→ **Material to process**
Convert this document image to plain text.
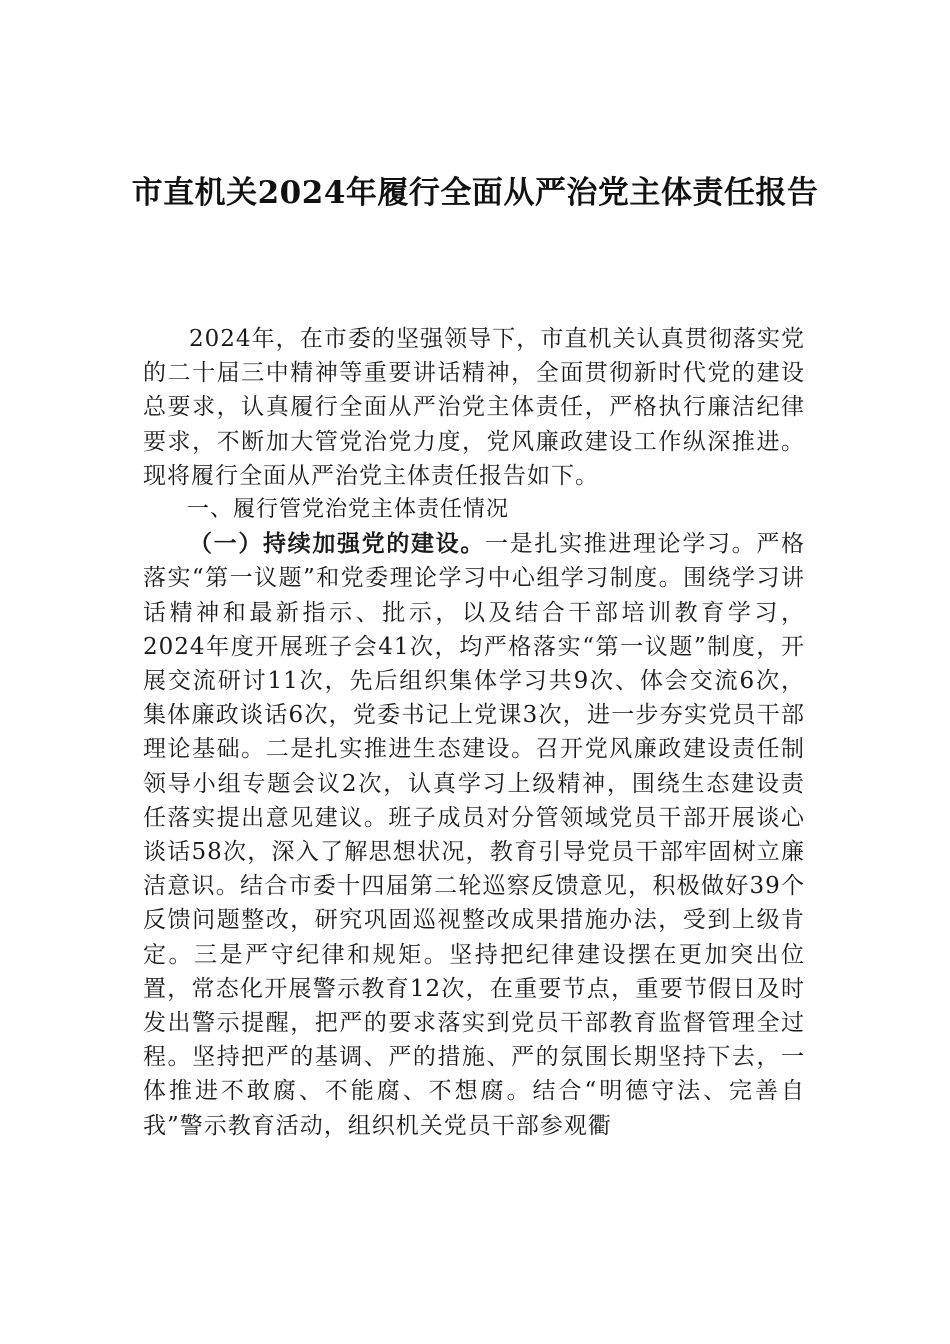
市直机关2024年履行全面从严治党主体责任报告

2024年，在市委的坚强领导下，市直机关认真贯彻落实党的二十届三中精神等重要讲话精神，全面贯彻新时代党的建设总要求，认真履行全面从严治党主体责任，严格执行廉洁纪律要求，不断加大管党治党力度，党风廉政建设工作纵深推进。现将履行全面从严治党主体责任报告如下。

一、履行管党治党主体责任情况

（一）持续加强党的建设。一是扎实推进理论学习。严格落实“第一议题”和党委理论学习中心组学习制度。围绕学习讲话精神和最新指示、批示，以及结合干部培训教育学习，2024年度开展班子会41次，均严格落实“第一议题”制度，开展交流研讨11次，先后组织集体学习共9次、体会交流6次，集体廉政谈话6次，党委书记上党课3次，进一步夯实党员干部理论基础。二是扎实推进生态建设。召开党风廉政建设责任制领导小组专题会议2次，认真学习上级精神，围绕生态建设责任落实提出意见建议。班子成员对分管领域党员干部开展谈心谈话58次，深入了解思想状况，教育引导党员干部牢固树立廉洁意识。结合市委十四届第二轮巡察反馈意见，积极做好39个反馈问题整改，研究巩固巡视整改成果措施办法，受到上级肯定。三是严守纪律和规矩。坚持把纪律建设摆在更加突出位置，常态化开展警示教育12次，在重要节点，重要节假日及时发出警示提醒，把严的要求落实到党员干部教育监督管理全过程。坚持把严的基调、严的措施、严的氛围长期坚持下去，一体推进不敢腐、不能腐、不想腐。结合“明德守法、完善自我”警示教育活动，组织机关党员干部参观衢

==

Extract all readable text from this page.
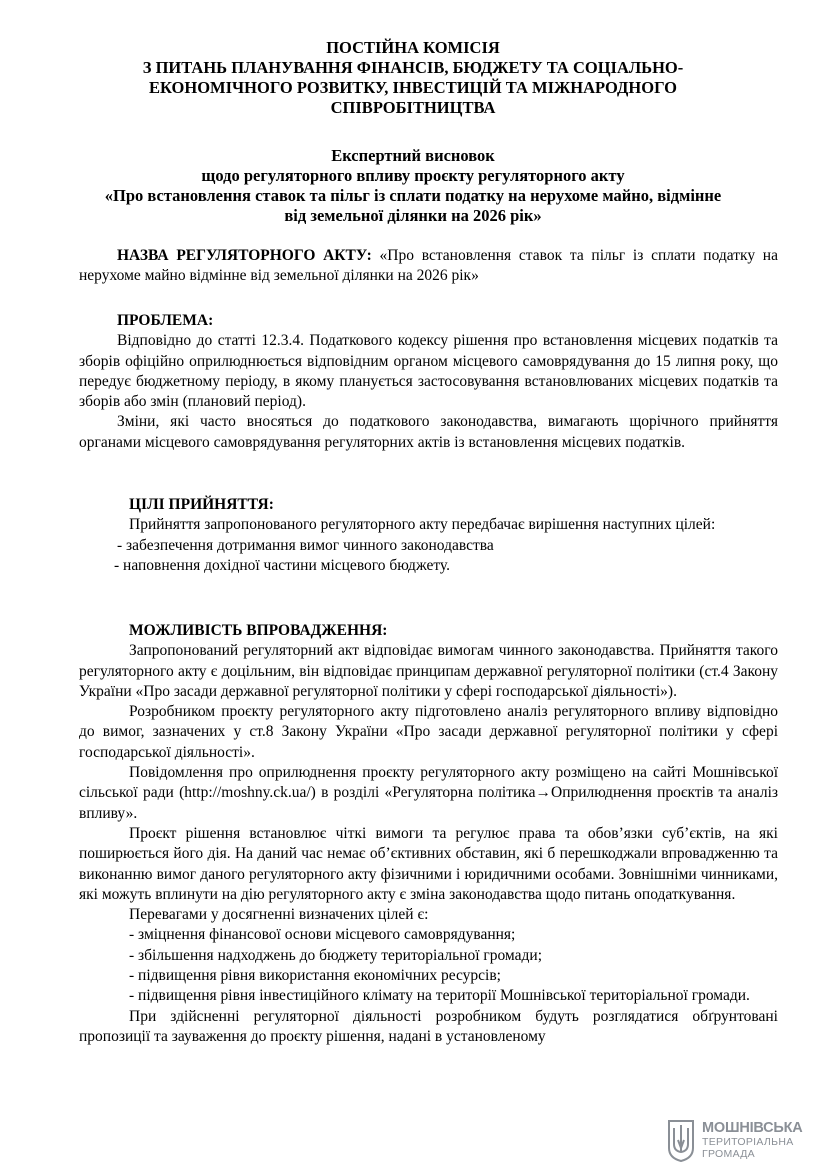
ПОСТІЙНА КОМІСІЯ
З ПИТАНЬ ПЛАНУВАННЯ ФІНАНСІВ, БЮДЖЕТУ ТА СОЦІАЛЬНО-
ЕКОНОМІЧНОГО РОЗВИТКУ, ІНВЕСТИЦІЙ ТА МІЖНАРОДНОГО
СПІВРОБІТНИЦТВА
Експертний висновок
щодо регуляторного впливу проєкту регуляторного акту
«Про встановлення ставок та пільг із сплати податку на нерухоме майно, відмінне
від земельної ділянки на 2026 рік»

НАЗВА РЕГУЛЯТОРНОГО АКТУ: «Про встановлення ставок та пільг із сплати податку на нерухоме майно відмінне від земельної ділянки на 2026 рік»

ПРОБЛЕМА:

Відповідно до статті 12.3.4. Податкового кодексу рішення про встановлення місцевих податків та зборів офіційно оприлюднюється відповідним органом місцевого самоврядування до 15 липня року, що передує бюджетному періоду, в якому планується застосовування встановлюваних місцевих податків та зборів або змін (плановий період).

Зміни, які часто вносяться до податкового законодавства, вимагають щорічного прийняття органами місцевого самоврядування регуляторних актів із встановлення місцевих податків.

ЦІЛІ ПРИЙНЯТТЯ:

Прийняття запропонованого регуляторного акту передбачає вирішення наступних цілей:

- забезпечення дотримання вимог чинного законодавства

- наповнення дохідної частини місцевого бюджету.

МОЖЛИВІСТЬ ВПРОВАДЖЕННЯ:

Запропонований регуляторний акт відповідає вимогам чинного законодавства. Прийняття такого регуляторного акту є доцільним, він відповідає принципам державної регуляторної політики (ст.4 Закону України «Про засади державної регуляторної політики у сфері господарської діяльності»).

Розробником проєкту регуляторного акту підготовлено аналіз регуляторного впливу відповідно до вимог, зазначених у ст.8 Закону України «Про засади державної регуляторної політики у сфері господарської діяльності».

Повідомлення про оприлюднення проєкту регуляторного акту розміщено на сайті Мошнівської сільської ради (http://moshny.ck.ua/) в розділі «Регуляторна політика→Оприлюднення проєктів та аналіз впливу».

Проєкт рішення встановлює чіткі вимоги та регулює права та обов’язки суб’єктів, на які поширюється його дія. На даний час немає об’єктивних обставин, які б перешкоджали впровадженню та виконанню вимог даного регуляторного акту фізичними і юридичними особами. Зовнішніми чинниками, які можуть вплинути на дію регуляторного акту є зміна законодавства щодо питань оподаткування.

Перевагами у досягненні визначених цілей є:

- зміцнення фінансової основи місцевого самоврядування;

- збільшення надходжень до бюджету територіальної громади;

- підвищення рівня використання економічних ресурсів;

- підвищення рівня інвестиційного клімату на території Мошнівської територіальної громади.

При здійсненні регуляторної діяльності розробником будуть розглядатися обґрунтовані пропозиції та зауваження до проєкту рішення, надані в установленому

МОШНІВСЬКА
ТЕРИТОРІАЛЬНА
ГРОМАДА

→ **Task details**
Gather each line in the entries above where the string "ставок" is found.

→ **Output for this exercise**
«Про встановлення ставок та пільг із сплати податку на нерухоме майно, відмінне
НАЗВА РЕГУЛЯТОРНОГО АКТУ: «Про встановлення ставок та пільг із сплати податку на нерухоме майно відмінне від земельної ділянки на 2026 рік»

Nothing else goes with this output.